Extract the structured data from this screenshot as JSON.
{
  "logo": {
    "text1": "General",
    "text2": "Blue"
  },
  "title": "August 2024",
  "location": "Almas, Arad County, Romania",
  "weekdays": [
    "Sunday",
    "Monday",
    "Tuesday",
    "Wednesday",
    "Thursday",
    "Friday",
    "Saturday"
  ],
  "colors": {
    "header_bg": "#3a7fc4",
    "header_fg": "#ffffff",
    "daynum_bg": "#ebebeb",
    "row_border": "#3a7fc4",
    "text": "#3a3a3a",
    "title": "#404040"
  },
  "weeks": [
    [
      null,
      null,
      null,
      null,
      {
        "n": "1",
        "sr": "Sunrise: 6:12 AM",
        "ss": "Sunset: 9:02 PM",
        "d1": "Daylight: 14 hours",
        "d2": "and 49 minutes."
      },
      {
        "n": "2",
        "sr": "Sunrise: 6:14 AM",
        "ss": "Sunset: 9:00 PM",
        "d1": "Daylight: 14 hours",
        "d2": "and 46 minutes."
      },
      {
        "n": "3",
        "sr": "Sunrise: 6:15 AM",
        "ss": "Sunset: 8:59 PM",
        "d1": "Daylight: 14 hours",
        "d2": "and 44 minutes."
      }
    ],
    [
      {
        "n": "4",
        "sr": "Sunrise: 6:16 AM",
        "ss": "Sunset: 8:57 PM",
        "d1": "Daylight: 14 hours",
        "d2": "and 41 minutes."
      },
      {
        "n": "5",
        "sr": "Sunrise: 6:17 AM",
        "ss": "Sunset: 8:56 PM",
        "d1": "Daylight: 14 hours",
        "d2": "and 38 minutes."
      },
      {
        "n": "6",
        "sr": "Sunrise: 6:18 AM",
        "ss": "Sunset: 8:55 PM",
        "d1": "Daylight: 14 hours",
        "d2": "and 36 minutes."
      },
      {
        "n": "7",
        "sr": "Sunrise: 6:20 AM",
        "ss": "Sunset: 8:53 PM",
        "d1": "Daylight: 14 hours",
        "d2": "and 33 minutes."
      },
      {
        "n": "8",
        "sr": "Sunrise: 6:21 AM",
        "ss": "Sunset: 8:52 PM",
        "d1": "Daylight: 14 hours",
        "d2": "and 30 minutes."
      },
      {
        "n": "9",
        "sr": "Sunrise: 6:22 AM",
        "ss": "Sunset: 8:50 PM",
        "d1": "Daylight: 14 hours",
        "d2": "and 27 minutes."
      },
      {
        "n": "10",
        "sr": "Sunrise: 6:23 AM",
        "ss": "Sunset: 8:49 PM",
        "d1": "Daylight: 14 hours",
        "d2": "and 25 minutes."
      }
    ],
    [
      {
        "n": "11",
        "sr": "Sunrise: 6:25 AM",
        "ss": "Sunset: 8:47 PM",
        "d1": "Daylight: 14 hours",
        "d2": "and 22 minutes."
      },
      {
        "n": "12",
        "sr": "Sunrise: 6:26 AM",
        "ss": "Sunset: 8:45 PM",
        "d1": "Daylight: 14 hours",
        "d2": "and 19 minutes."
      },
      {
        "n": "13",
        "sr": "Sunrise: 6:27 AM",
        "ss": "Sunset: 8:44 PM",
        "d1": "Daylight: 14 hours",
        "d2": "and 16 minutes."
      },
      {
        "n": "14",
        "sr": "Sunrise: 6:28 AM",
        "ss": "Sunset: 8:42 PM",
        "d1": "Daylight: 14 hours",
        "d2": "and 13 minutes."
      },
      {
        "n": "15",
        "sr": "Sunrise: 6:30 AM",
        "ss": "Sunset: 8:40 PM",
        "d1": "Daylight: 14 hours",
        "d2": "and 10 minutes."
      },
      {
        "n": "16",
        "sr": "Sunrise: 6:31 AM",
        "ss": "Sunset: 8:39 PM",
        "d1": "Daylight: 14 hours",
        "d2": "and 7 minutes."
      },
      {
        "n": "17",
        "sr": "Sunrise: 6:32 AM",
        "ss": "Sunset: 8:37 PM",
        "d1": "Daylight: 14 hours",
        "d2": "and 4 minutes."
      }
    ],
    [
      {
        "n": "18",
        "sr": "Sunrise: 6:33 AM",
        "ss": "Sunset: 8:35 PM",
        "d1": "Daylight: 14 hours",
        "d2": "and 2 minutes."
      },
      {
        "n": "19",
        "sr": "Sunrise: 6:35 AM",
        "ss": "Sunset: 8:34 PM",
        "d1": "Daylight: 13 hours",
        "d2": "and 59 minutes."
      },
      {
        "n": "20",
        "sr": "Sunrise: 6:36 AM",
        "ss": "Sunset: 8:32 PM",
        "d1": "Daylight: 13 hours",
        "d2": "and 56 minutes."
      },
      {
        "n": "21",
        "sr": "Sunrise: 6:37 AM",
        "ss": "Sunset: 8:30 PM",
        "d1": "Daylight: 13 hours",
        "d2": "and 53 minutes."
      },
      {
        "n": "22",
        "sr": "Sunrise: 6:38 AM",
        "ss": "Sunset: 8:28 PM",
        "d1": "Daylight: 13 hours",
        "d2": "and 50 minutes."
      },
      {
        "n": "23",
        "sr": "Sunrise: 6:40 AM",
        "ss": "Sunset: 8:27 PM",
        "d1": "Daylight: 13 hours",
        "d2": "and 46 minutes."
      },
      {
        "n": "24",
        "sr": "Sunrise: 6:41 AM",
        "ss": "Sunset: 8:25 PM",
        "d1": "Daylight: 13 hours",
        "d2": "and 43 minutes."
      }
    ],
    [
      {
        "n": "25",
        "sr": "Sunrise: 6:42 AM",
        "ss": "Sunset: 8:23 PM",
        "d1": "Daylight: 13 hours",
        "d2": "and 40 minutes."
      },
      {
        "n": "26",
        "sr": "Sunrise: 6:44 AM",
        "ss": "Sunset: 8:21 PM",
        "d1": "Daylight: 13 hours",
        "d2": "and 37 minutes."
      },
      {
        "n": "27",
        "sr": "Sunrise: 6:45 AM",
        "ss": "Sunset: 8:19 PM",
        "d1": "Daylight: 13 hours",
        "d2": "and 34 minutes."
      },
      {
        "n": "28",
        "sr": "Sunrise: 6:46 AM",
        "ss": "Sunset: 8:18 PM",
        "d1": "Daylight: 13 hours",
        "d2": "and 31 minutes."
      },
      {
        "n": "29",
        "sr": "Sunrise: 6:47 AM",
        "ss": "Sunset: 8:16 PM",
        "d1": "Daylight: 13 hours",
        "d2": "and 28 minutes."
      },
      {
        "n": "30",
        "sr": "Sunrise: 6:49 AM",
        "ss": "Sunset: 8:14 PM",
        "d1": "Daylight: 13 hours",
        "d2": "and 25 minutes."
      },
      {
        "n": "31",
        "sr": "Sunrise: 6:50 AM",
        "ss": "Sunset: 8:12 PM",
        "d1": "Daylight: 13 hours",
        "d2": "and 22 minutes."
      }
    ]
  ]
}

■ ■ ■ ■ ■ ■ ■

§ **DIRECTIVE**: Transcribe all of the lines in the records precisely.

§ **EXERCISE ANSWER**:
Extract the structured data from this screenshot as JSON.
{
  "logo": {
    "text1": "General",
    "text2": "Blue"
  },
  "title": "August 2024",
  "location": "Almas, Arad County, Romania",
  "weekdays": [
    "Sunday",
    "Monday",
    "Tuesday",
    "Wednesday",
    "Thursday",
    "Friday",
    "Saturday"
  ],
  "colors": {
    "header_bg": "#3a7fc4",
    "header_fg": "#ffffff",
    "daynum_bg": "#ebebeb",
    "row_border": "#3a7fc4",
    "text": "#3a3a3a",
    "title": "#404040"
  },
  "weeks": [
    [
      null,
      null,
      null,
      null,
      {
        "n": "1",
        "sr": "Sunrise: 6:12 AM",
        "ss": "Sunset: 9:02 PM",
        "d1": "Daylight: 14 hours",
        "d2": "and 49 minutes."
      },
      {
        "n": "2",
        "sr": "Sunrise: 6:14 AM",
        "ss": "Sunset: 9:00 PM",
        "d1": "Daylight: 14 hours",
        "d2": "and 46 minutes."
      },
      {
        "n": "3",
        "sr": "Sunrise: 6:15 AM",
        "ss": "Sunset: 8:59 PM",
        "d1": "Daylight: 14 hours",
        "d2": "and 44 minutes."
      }
    ],
    [
      {
        "n": "4",
        "sr": "Sunrise: 6:16 AM",
        "ss": "Sunset: 8:57 PM",
        "d1": "Daylight: 14 hours",
        "d2": "and 41 minutes."
      },
      {
        "n": "5",
        "sr": "Sunrise: 6:17 AM",
        "ss": "Sunset: 8:56 PM",
        "d1": "Daylight: 14 hours",
        "d2": "and 38 minutes."
      },
      {
        "n": "6",
        "sr": "Sunrise: 6:18 AM",
        "ss": "Sunset: 8:55 PM",
        "d1": "Daylight: 14 hours",
        "d2": "and 36 minutes."
      },
      {
        "n": "7",
        "sr": "Sunrise: 6:20 AM",
        "ss": "Sunset: 8:53 PM",
        "d1": "Daylight: 14 hours",
        "d2": "and 33 minutes."
      },
      {
        "n": "8",
        "sr": "Sunrise: 6:21 AM",
        "ss": "Sunset: 8:52 PM",
        "d1": "Daylight: 14 hours",
        "d2": "and 30 minutes."
      },
      {
        "n": "9",
        "sr": "Sunrise: 6:22 AM",
        "ss": "Sunset: 8:50 PM",
        "d1": "Daylight: 14 hours",
        "d2": "and 27 minutes."
      },
      {
        "n": "10",
        "sr": "Sunrise: 6:23 AM",
        "ss": "Sunset: 8:49 PM",
        "d1": "Daylight: 14 hours",
        "d2": "and 25 minutes."
      }
    ],
    [
      {
        "n": "11",
        "sr": "Sunrise: 6:25 AM",
        "ss": "Sunset: 8:47 PM",
        "d1": "Daylight: 14 hours",
        "d2": "and 22 minutes."
      },
      {
        "n": "12",
        "sr": "Sunrise: 6:26 AM",
        "ss": "Sunset: 8:45 PM",
        "d1": "Daylight: 14 hours",
        "d2": "and 19 minutes."
      },
      {
        "n": "13",
        "sr": "Sunrise: 6:27 AM",
        "ss": "Sunset: 8:44 PM",
        "d1": "Daylight: 14 hours",
        "d2": "and 16 minutes."
      },
      {
        "n": "14",
        "sr": "Sunrise: 6:28 AM",
        "ss": "Sunset: 8:42 PM",
        "d1": "Daylight: 14 hours",
        "d2": "and 13 minutes."
      },
      {
        "n": "15",
        "sr": "Sunrise: 6:30 AM",
        "ss": "Sunset: 8:40 PM",
        "d1": "Daylight: 14 hours",
        "d2": "and 10 minutes."
      },
      {
        "n": "16",
        "sr": "Sunrise: 6:31 AM",
        "ss": "Sunset: 8:39 PM",
        "d1": "Daylight: 14 hours",
        "d2": "and 7 minutes."
      },
      {
        "n": "17",
        "sr": "Sunrise: 6:32 AM",
        "ss": "Sunset: 8:37 PM",
        "d1": "Daylight: 14 hours",
        "d2": "and 4 minutes."
      }
    ],
    [
      {
        "n": "18",
        "sr": "Sunrise: 6:33 AM",
        "ss": "Sunset: 8:35 PM",
        "d1": "Daylight: 14 hours",
        "d2": "and 2 minutes."
      },
      {
        "n": "19",
        "sr": "Sunrise: 6:35 AM",
        "ss": "Sunset: 8:34 PM",
        "d1": "Daylight: 13 hours",
        "d2": "and 59 minutes."
      },
      {
        "n": "20",
        "sr": "Sunrise: 6:36 AM",
        "ss": "Sunset: 8:32 PM",
        "d1": "Daylight: 13 hours",
        "d2": "and 56 minutes."
      },
      {
        "n": "21",
        "sr": "Sunrise: 6:37 AM",
        "ss": "Sunset: 8:30 PM",
        "d1": "Daylight: 13 hours",
        "d2": "and 53 minutes."
      },
      {
        "n": "22",
        "sr": "Sunrise: 6:38 AM",
        "ss": "Sunset: 8:28 PM",
        "d1": "Daylight: 13 hours",
        "d2": "and 50 minutes."
      },
      {
        "n": "23",
        "sr": "Sunrise: 6:40 AM",
        "ss": "Sunset: 8:27 PM",
        "d1": "Daylight: 13 hours",
        "d2": "and 46 minutes."
      },
      {
        "n": "24",
        "sr": "Sunrise: 6:41 AM",
        "ss": "Sunset: 8:25 PM",
        "d1": "Daylight: 13 hours",
        "d2": "and 43 minutes."
      }
    ],
    [
      {
        "n": "25",
        "sr": "Sunrise: 6:42 AM",
        "ss": "Sunset: 8:23 PM",
        "d1": "Daylight: 13 hours",
        "d2": "and 40 minutes."
      },
      {
        "n": "26",
        "sr": "Sunrise: 6:44 AM",
        "ss": "Sunset: 8:21 PM",
        "d1": "Daylight: 13 hours",
        "d2": "and 37 minutes."
      },
      {
        "n": "27",
        "sr": "Sunrise: 6:45 AM",
        "ss": "Sunset: 8:19 PM",
        "d1": "Daylight: 13 hours",
        "d2": "and 34 minutes."
      },
      {
        "n": "28",
        "sr": "Sunrise: 6:46 AM",
        "ss": "Sunset: 8:18 PM",
        "d1": "Daylight: 13 hours",
        "d2": "and 31 minutes."
      },
      {
        "n": "29",
        "sr": "Sunrise: 6:47 AM",
        "ss": "Sunset: 8:16 PM",
        "d1": "Daylight: 13 hours",
        "d2": "and 28 minutes."
      },
      {
        "n": "30",
        "sr": "Sunrise: 6:49 AM",
        "ss": "Sunset: 8:14 PM",
        "d1": "Daylight: 13 hours",
        "d2": "and 25 minutes."
      },
      {
        "n": "31",
        "sr": "Sunrise: 6:50 AM",
        "ss": "Sunset: 8:12 PM",
        "d1": "Daylight: 13 hours",
        "d2": "and 22 minutes."
      }
    ]
  ]
}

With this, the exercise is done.